- **PROBLEM TO WORK ON**
Without omitting anything, retype the data that follows.
>>>
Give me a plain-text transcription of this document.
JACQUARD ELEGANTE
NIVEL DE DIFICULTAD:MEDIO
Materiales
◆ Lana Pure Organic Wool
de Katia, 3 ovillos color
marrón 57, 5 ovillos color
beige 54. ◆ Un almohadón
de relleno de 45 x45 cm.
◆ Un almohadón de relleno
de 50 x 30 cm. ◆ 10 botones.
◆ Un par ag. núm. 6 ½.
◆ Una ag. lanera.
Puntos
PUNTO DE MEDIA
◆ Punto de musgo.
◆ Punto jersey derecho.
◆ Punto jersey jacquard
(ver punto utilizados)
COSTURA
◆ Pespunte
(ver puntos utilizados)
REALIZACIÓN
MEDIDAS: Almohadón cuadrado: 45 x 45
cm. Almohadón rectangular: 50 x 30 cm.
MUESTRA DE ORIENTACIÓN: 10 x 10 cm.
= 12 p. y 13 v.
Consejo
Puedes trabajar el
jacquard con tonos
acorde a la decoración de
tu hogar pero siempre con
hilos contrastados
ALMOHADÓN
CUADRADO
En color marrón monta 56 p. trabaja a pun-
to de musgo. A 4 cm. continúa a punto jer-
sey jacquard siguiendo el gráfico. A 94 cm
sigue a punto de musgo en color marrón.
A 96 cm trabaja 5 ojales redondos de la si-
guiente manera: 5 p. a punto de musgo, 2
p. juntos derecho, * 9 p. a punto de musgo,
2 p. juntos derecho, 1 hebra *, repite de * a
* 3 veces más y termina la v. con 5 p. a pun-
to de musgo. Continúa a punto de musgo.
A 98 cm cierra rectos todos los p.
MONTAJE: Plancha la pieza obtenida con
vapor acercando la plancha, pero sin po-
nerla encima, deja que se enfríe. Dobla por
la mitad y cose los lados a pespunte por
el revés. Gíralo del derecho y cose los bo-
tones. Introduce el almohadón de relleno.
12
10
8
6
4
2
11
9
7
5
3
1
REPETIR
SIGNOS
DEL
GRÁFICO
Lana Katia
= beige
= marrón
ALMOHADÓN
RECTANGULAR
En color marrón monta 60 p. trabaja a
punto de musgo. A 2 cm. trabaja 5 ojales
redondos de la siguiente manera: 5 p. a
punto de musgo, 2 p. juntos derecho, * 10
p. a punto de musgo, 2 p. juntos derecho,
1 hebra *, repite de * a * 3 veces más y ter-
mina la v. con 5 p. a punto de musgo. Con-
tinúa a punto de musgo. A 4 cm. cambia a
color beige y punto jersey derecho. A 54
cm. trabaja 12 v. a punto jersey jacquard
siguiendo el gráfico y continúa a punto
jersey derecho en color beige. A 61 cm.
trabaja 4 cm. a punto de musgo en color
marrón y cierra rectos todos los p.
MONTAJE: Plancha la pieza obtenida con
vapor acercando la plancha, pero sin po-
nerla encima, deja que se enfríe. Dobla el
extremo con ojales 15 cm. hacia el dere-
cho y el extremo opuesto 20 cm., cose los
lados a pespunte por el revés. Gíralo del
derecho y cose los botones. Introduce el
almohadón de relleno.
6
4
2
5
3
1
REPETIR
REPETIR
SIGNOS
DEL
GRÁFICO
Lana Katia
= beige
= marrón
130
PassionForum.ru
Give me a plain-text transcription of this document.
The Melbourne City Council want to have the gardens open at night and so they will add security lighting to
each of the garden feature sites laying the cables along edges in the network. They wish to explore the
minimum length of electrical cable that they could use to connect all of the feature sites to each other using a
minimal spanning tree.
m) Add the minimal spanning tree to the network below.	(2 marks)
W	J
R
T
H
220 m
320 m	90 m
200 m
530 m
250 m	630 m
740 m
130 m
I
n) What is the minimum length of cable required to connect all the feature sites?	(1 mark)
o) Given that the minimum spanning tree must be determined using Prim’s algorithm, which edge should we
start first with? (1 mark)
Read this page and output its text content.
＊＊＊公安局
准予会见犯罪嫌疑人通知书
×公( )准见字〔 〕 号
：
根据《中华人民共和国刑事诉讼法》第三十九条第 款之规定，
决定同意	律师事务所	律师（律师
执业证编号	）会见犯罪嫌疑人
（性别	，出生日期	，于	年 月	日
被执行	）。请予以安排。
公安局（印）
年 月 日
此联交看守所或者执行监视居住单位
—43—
<<<
- **EXERCISE OUTPUT**
Give me a plain-text transcription of this document.
JACQUARD ELEGANTE
NIVEL DE DIFICULTAD:MEDIO
Materiales
◆ Lana Pure Organic Wool
de Katia, 3 ovillos color
marrón 57, 5 ovillos color
beige 54. ◆ Un almohadón
de relleno de 45 x45 cm.
◆ Un almohadón de relleno
de 50 x 30 cm. ◆ 10 botones.
◆ Un par ag. núm. 6 ½.
◆ Una ag. lanera.
Puntos
PUNTO DE MEDIA
◆ Punto de musgo.
◆ Punto jersey derecho.
◆ Punto jersey jacquard
(ver punto utilizados)
COSTURA
◆ Pespunte
(ver puntos utilizados)
REALIZACIÓN
MEDIDAS: Almohadón cuadrado: 45 x 45
cm. Almohadón rectangular: 50 x 30 cm.
MUESTRA DE ORIENTACIÓN: 10 x 10 cm.
= 12 p. y 13 v.
Consejo
Puedes trabajar el
jacquard con tonos
acorde a la decoración de
tu hogar pero siempre con
hilos contrastados
ALMOHADÓN
CUADRADO
En color marrón monta 56 p. trabaja a pun-
to de musgo. A 4 cm. continúa a punto jer-
sey jacquard siguiendo el gráfico. A 94 cm
sigue a punto de musgo en color marrón.
A 96 cm trabaja 5 ojales redondos de la si-
guiente manera: 5 p. a punto de musgo, 2
p. juntos derecho, * 9 p. a punto de musgo,
2 p. juntos derecho, 1 hebra *, repite de * a
* 3 veces más y termina la v. con 5 p. a pun-
to de musgo. Continúa a punto de musgo.
A 98 cm cierra rectos todos los p.
MONTAJE: Plancha la pieza obtenida con
vapor acercando la plancha, pero sin po-
nerla encima, deja que se enfríe. Dobla por
la mitad y cose los lados a pespunte por
el revés. Gíralo del derecho y cose los bo-
tones. Introduce el almohadón de relleno.
12
10
8
6
4
2
11
9
7
5
3
1
REPETIR
SIGNOS
DEL
GRÁFICO
Lana Katia
= beige
= marrón
ALMOHADÓN
RECTANGULAR
En color marrón monta 60 p. trabaja a
punto de musgo. A 2 cm. trabaja 5 ojales
redondos de la siguiente manera: 5 p. a
punto de musgo, 2 p. juntos derecho, * 10
p. a punto de musgo, 2 p. juntos derecho,
1 hebra *, repite de * a * 3 veces más y ter-
mina la v. con 5 p. a punto de musgo. Con-
tinúa a punto de musgo. A 4 cm. cambia a
color beige y punto jersey derecho. A 54
cm. trabaja 12 v. a punto jersey jacquard
siguiendo el gráfico y continúa a punto
jersey derecho en color beige. A 61 cm.
trabaja 4 cm. a punto de musgo en color
marrón y cierra rectos todos los p.
MONTAJE: Plancha la pieza obtenida con
vapor acercando la plancha, pero sin po-
nerla encima, deja que se enfríe. Dobla el
extremo con ojales 15 cm. hacia el dere-
cho y el extremo opuesto 20 cm., cose los
lados a pespunte por el revés. Gíralo del
derecho y cose los botones. Introduce el
almohadón de relleno.
6
4
2
5
3
1
REPETIR
REPETIR
SIGNOS
DEL
GRÁFICO
Lana Katia
= beige
= marrón
130
PassionForum.ru
Give me a plain-text transcription of this document.
The Melbourne City Council want to have the gardens open at night and so they will add security lighting to
each of the garden feature sites laying the cables along edges in the network. They wish to explore the
minimum length of electrical cable that they could use to connect all of the feature sites to each other using a
minimal spanning tree.
m) Add the minimal spanning tree to the network below.	(2 marks)
W	J
R
T
H
220 m
320 m	90 m
200 m
530 m
250 m	630 m
740 m
130 m
I
n) What is the minimum length of cable required to connect all the feature sites?	(1 mark)
o) Given that the minimum spanning tree must be determined using Prim’s algorithm, which edge should we
start first with? (1 mark)
Read this page and output its text content.
＊＊＊公安局
准予会见犯罪嫌疑人通知书
×公( )准见字〔 〕 号
：
根据《中华人民共和国刑事诉讼法》第三十九条第 款之规定，
决定同意	律师事务所	律师（律师
执业证编号	）会见犯罪嫌疑人
（性别	，出生日期	，于	年 月	日
被执行	）。请予以安排。
公安局（印）
年 月 日
此联交看守所或者执行监视居住单位
—43—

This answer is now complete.